* **Aim**
Which lines contain the word "NATIONAL"? Return each of them as written.

* * * *

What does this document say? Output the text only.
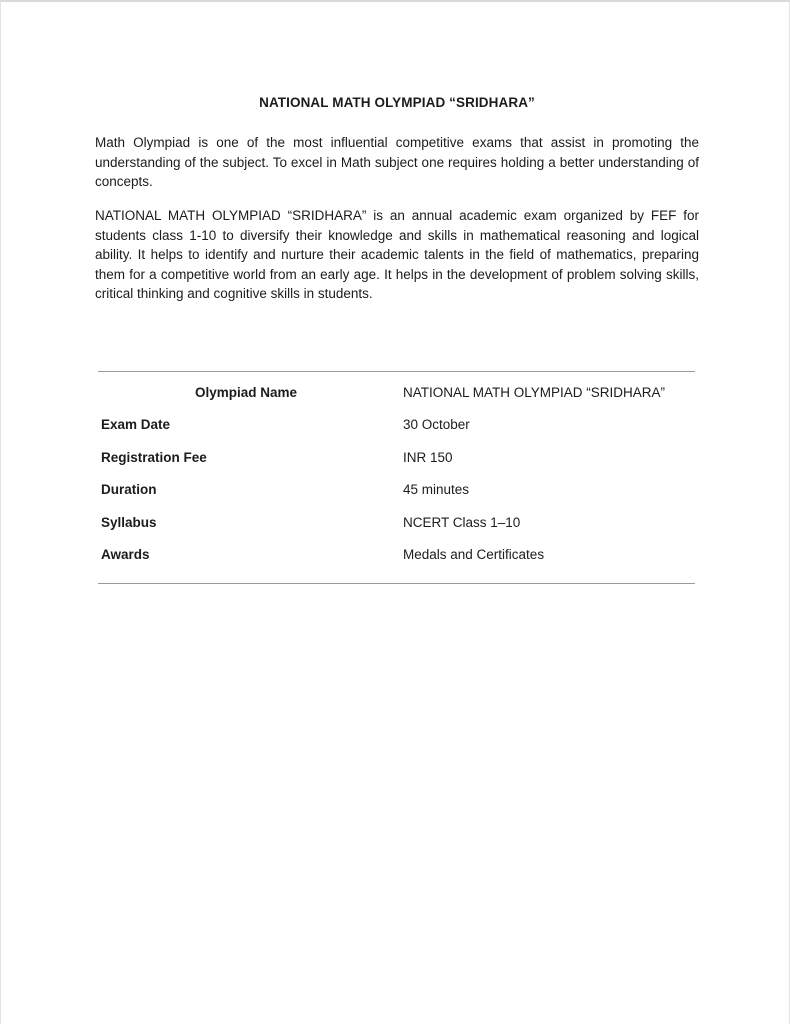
NATIONAL MATH OLYMPIAD “SRIDHARA”

Math Olympiad is one of the most influential competitive exams that assist in promoting the understanding of the subject. To excel in Math subject one requires holding a better understanding of concepts.

NATIONAL MATH OLYMPIAD “SRIDHARA” is an annual academic exam organized by FEF for students class 1-10 to diversify their knowledge and skills in mathematical reasoning and logical ability. It helps to identify and nurture their academic talents in the field of mathematics, preparing them for a competitive world from an early age. It helps in the development of problem solving skills, critical thinking and cognitive skills in students.

Olympiad Name	NATIONAL MATH OLYMPIAD “SRIDHARA”
Exam Date	30 October
Registration Fee	INR 150
Duration	45 minutes
Syllabus	NCERT Class 1–10
Awards	Medals and Certificates
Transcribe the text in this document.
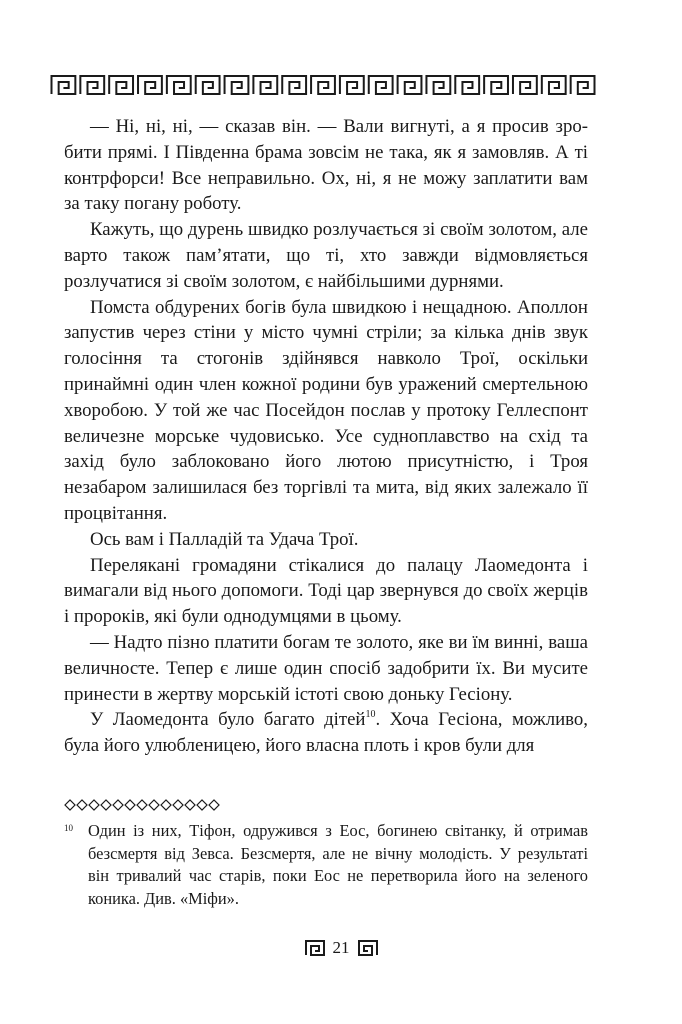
— Ні, ні, ні, — сказав він. — Вали вигнуті, а я просив зробити прямі. І Південна брама зовсім не така, як я замовляв. А ті контрфорси! Все неправильно. Ох, ні, я не можу заплатити вам за таку погану роботу.

Кажуть, що дурень швидко розлучається зі своїм золотом, але варто також пам’ятати, що ті, хто завжди відмовляється розлучатися зі своїм золотом, є найбільшими дурнями.

Помста обдурених богів була швидкою і нещадною. Аполлон запустив через стіни у місто чумні стріли; за кілька днів звук голосіння та стогонів здійнявся навколо Трої, оскільки принаймні один член кожної родини був уражений смертельною хворобою. У той же час Посейдон послав у протоку Геллеспонт величезне морське чудовисько. Усе судноплавство на схід та захід було заблоковано його лютою присутністю, і Троя незабаром залишилася без торгівлі та мита, від яких залежало її процвітання.

Ось вам і Палладій та Удача Трої.

Перелякані громадяни стікалися до палацу Лаомедонта і вимагали від нього допомоги. Тоді цар звернувся до своїх жерців і пророків, які були однодумцями в цьому.

— Надто пізно платити богам те золото, яке ви їм винні, ваша величносте. Тепер є лише один спосіб задобрити їх. Ви мусите принести в жертву морській істоті свою доньку Гесіону.

У Лаомедонта було багато дітей$^{10}$. Хоча Гесіона, можливо, була його улюбленицею, його власна плоть і кров були для

10 Один із них, Тіфон, одружився з Еос, богинею світанку, й отримав безсмертя від Зевса. Безсмертя, але не вічну молодість. У результаті він тривалий час старів, поки Еос не перетворила його на зеленого коника. Див. «Міфи».
21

* * * *

* **Response to the task**
NATIONAL MATH OLYMPIAD “SRIDHARA”
NATIONAL MATH OLYMPIAD “SRIDHARA” is an annual academic exam organized by FEF for students class 1-10 to diversify their knowledge and skills in mathematical reasoning and logical ability. It helps to identify and nurture their academic talents in the field of mathematics, preparing them for a competitive world from an early age. It helps in the development of problem solving skills, critical thinking and cognitive skills in students.
Olympiad Name	NATIONAL MATH OLYMPIAD “SRIDHARA”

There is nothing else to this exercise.